>> Start EXTRACT TO READ

Lingering inflation keeps Wall Street mixed to end brutal quarter

(Updates prices for U.S. morning trading)


U.S. stocks make timid recovery as brutal Q3 comes to an end


Dollar flat, sterling ticks up after week of turmoil


Treasury yields little changed


Oil prices retreat

By Lawrence Delevingne and Elizabeth Howcroft

Sept 30 (Reuters) - Wall Street and global stocks made little ground on Friday, with government bond yields and the dollar holding near recent peaks, as higher-than-expected inflation continued to weigh on markets.

Fresh personal consumption expenditures (PCE) price index data, tracked by the U.S. Federal Reserve as it considers more interest rate hikes, showed a rise of 0.3% last month after dipping 0.1% in July. Euro zone inflation also hit a record high of 10% in September, surpassing forecasts for a 9.7% rise, flash inflation data showed.

>> End EXTRACT TO READ

§ WHAT IS ASKED:
[1] In the markets report, what level did euro zone inflation reach in September?
[2] Write the next few paragraphs of the markets report on lingering inflation, picking up after its last sentence.

>> Start RECORDS SHOWN

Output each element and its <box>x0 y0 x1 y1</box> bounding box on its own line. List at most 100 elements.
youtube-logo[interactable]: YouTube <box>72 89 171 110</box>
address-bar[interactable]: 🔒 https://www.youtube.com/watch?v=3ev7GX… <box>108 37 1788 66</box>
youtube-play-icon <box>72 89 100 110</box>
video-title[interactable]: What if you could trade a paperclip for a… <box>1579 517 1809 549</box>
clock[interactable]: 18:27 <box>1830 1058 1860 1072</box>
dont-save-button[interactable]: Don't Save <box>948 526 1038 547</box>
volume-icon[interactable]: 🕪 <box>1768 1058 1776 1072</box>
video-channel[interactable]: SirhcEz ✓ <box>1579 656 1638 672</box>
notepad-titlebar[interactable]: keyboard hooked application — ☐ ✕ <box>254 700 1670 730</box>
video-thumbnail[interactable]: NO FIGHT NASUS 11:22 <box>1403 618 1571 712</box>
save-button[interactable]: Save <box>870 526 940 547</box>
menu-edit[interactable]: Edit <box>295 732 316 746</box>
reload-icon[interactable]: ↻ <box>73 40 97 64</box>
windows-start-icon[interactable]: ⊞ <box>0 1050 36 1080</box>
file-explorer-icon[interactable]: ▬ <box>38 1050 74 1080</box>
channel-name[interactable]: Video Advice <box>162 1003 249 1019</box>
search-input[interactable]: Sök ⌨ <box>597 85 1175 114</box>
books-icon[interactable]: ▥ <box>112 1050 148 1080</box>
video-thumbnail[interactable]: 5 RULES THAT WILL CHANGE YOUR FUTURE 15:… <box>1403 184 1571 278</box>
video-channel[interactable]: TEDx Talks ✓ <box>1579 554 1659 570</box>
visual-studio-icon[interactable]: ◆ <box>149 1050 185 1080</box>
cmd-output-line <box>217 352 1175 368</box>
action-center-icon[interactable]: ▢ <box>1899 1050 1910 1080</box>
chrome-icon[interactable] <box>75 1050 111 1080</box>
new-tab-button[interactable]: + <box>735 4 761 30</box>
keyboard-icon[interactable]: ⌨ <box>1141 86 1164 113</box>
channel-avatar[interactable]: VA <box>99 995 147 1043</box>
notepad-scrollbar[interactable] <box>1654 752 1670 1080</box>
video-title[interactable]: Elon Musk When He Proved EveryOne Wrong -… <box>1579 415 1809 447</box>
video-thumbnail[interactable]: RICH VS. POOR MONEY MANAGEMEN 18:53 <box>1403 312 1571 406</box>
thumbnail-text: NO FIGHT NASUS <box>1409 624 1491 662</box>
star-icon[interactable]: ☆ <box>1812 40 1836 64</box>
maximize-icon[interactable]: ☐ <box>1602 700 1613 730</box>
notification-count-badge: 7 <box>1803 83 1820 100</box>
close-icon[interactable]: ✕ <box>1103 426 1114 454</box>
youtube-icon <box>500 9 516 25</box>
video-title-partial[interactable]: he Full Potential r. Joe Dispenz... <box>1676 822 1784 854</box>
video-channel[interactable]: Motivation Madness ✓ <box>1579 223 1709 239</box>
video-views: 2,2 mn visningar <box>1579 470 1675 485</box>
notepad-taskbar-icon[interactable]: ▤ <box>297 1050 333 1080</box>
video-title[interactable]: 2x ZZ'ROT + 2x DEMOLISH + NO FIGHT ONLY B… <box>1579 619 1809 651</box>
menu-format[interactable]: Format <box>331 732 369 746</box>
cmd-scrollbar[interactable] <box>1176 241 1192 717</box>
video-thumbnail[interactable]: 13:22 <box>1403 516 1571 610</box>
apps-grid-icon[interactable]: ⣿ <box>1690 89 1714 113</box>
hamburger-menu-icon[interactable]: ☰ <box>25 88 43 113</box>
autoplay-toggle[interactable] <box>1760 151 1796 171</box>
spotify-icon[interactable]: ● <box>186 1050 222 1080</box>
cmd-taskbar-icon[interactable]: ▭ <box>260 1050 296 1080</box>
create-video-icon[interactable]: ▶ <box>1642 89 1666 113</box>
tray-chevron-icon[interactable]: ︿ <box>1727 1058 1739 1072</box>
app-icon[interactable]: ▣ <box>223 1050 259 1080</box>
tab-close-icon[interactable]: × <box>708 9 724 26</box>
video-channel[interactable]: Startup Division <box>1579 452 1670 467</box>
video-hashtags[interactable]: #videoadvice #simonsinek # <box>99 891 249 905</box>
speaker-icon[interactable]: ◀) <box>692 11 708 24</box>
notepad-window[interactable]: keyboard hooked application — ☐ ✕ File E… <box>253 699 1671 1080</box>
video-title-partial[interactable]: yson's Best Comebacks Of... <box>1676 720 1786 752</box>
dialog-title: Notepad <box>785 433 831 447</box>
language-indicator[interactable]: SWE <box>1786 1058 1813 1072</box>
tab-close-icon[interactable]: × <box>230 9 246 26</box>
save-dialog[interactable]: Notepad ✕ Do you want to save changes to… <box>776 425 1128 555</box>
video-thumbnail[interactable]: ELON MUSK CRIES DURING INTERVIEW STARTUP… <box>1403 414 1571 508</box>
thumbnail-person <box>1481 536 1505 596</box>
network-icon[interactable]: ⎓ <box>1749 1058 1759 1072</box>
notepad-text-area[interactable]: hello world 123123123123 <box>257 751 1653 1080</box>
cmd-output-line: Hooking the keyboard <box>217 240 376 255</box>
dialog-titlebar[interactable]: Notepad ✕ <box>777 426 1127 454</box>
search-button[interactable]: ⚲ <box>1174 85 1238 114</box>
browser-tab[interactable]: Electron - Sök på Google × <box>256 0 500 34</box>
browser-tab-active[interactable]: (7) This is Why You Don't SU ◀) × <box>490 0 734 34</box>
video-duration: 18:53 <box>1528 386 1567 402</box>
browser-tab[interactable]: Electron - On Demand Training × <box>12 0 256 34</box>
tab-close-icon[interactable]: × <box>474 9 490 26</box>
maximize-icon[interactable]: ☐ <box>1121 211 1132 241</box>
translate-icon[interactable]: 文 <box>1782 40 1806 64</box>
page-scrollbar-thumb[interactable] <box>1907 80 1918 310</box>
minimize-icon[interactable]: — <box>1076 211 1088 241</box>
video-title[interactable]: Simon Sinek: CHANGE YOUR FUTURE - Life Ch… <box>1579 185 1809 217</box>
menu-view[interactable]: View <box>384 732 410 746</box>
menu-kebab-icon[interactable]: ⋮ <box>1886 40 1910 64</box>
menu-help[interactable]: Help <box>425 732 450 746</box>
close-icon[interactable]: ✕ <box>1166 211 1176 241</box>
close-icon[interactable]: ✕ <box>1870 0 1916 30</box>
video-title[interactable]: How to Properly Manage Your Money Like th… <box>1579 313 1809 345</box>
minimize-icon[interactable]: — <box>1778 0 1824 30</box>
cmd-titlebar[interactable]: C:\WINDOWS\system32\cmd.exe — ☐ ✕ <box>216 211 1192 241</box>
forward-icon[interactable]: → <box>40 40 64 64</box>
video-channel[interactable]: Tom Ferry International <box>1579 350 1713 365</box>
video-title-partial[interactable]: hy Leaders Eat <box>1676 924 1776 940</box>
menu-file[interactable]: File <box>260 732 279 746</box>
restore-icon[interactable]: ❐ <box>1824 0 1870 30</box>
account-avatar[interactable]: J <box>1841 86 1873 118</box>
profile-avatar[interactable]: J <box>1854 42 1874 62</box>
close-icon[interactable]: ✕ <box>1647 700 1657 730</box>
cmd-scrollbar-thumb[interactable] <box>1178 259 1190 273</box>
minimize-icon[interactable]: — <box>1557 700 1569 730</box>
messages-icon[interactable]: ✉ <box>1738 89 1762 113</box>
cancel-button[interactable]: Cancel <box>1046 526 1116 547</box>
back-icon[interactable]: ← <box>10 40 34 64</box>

>> End RECORDS SHOWN

§ ANSWERS FOR THE EXERCISE:
[1] A record high of 10%.

[2]
Fed Vice Chair Lael Brainard said on Friday the U.S. central bank would need to maintain higher interest rates for some time as part of its effort tame inflation and must guard against lowering rates prematurely.

Quincy Krosby, Chief Global Strategist for LPL Financial in Charlottesville, Virginia, said the new price index data "did little to assuage fears that the campaign to curtail inflation is working as quickly as hoped by the market".

She added that end of the quarter re-balancing "will play a significant role in how the market ends a particularly volatile week".

U.S. stocks ticked up in choppy trading. The Dow Jones Industrial Average .DJI rose 0.39% to 29,338.84, the S&P 500 .SPX gained 0.77%, to 3,668.5 and the Nasdaq Composite .IXIC added 1.26% to 10,872.30.

The action Friday caps a week of global market turmoil in which stocks and currency markets already rocked by recession fears were sapped by dollar strength.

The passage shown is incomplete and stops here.